[Dataset rows]
====
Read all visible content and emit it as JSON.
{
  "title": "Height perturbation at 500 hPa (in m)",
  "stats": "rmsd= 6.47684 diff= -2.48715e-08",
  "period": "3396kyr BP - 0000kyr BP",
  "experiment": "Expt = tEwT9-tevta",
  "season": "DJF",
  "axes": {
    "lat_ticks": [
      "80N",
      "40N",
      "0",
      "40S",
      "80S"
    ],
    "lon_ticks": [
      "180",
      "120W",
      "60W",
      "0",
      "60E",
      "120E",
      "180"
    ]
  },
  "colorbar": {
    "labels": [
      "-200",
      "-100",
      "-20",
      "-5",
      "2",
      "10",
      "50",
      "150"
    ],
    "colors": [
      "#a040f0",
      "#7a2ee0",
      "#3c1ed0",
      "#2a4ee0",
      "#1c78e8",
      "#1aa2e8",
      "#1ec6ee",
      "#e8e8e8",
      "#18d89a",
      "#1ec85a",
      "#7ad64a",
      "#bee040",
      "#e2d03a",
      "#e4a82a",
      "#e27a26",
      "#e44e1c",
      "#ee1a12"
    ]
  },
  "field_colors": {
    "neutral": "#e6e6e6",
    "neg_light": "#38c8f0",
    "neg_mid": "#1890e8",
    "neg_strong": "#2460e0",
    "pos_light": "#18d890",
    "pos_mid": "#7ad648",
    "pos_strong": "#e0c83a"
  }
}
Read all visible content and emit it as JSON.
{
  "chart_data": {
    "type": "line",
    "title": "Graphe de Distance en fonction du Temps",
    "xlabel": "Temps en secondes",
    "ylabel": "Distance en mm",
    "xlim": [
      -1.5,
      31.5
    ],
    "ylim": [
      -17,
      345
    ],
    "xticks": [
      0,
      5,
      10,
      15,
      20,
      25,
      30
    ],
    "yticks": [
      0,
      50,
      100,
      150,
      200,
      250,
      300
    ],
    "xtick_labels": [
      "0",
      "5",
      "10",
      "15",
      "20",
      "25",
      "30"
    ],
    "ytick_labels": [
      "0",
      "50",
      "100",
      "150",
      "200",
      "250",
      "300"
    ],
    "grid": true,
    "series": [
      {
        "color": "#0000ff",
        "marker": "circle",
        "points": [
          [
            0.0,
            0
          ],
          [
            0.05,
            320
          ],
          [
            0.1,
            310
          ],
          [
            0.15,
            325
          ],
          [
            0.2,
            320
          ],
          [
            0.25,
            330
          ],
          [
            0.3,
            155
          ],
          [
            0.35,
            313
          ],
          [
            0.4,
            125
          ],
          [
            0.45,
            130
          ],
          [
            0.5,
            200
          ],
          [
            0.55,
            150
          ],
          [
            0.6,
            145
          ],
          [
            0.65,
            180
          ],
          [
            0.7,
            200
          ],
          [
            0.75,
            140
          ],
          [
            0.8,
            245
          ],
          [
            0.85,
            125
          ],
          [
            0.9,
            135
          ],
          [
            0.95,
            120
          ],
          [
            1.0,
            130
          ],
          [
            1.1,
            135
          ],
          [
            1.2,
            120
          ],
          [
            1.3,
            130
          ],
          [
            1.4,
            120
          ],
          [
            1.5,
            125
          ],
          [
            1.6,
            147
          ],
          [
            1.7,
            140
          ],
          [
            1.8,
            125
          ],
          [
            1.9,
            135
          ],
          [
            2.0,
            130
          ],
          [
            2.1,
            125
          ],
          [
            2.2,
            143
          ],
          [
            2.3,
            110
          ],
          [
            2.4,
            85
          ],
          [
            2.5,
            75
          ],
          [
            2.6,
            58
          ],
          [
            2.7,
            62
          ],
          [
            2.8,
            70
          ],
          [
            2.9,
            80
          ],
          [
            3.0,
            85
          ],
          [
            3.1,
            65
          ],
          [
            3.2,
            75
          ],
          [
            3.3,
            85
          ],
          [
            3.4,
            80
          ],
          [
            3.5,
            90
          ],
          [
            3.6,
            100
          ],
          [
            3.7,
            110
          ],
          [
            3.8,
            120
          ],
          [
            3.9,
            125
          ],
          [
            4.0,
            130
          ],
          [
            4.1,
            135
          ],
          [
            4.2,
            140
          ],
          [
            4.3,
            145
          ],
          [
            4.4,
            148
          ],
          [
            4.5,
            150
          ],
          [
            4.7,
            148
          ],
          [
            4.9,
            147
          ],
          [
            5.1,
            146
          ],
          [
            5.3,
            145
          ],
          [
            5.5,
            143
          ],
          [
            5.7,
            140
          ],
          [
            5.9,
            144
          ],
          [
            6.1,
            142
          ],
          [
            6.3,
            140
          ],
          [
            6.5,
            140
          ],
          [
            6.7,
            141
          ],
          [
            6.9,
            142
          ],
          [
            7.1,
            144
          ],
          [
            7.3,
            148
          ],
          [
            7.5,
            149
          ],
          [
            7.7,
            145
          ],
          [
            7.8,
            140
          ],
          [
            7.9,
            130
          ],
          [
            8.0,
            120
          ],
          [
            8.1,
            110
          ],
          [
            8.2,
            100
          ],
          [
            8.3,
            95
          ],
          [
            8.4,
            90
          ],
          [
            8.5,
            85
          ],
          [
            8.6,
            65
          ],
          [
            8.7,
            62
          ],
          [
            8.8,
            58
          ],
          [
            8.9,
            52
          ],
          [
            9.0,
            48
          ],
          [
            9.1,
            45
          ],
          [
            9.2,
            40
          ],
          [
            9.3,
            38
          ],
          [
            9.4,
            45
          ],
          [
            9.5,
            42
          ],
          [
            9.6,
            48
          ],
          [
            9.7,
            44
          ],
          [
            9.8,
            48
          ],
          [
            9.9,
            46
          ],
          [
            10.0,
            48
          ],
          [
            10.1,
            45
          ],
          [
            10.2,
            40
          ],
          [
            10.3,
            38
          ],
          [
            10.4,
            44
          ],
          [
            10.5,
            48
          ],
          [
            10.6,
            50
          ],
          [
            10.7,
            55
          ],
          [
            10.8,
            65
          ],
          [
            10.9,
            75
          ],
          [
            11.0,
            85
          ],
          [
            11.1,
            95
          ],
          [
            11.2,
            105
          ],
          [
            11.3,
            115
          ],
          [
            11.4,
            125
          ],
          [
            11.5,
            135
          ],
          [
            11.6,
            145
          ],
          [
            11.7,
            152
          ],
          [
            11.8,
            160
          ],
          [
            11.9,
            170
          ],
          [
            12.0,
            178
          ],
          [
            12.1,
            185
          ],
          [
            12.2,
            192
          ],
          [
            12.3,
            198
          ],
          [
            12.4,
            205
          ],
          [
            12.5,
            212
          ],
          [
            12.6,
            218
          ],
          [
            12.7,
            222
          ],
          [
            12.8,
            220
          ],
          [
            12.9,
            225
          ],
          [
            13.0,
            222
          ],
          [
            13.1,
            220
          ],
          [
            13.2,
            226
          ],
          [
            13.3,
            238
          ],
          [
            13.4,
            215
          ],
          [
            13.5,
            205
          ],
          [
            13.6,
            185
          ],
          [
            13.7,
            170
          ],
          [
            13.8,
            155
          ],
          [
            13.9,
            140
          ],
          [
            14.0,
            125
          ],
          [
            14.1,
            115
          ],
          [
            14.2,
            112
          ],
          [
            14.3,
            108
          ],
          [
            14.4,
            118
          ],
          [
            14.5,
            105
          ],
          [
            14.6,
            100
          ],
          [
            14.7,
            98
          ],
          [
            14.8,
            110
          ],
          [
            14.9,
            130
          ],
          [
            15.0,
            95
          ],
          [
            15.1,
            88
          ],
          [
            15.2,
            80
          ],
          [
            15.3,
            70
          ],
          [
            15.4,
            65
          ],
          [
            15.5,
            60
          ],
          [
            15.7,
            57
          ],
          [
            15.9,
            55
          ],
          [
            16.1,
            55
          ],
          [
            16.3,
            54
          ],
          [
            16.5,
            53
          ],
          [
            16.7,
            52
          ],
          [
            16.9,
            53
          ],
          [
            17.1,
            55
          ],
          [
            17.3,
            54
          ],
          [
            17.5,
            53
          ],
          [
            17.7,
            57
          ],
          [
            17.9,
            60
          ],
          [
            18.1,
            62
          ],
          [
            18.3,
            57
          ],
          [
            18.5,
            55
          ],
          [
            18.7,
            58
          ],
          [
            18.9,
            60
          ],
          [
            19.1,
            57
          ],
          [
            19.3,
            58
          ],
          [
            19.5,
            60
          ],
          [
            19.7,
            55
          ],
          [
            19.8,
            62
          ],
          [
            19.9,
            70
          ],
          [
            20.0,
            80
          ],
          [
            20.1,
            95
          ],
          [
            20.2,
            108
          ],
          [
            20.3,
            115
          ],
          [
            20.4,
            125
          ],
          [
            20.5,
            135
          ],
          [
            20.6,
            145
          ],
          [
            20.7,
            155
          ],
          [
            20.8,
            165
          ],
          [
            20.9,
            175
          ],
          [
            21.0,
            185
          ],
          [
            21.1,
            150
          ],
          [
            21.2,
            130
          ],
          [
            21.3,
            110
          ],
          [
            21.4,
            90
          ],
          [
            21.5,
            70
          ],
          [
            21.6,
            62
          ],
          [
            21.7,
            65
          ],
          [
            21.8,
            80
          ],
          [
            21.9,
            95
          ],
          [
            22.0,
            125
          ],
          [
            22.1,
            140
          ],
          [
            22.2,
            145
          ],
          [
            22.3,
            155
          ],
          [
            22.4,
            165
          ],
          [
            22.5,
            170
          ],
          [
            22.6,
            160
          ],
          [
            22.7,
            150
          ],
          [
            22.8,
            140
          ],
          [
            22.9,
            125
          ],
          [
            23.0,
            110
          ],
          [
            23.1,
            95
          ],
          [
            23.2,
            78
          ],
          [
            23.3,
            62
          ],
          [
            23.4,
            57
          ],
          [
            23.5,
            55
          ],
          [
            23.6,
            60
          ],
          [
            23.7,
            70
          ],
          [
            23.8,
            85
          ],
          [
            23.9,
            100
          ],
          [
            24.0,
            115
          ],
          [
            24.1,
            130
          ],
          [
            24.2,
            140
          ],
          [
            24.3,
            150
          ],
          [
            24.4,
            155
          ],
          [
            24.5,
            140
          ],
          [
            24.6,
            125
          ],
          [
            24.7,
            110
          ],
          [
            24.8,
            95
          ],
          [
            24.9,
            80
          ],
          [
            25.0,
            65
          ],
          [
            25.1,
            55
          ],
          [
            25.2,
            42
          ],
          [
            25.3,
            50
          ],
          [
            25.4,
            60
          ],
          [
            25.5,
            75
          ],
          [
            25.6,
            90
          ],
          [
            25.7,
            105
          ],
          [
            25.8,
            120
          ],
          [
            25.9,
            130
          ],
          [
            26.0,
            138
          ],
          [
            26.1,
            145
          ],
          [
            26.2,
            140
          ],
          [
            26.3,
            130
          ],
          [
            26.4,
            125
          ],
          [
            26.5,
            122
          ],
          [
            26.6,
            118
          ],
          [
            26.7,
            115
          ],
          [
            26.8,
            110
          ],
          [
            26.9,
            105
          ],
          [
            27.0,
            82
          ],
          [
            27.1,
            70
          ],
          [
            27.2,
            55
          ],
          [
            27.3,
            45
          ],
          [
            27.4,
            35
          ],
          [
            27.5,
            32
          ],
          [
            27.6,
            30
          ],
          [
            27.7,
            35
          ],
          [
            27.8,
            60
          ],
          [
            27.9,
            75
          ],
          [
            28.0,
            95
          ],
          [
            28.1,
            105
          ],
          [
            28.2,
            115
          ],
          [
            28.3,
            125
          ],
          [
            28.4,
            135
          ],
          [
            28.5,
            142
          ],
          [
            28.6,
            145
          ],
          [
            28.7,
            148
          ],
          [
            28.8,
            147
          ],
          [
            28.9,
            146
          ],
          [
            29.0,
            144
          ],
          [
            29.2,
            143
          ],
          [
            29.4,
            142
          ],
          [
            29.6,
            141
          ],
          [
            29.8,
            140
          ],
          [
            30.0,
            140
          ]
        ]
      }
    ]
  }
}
====
Lines that include the word "Temps" — how many are there in the data? Answer with the number alone.

2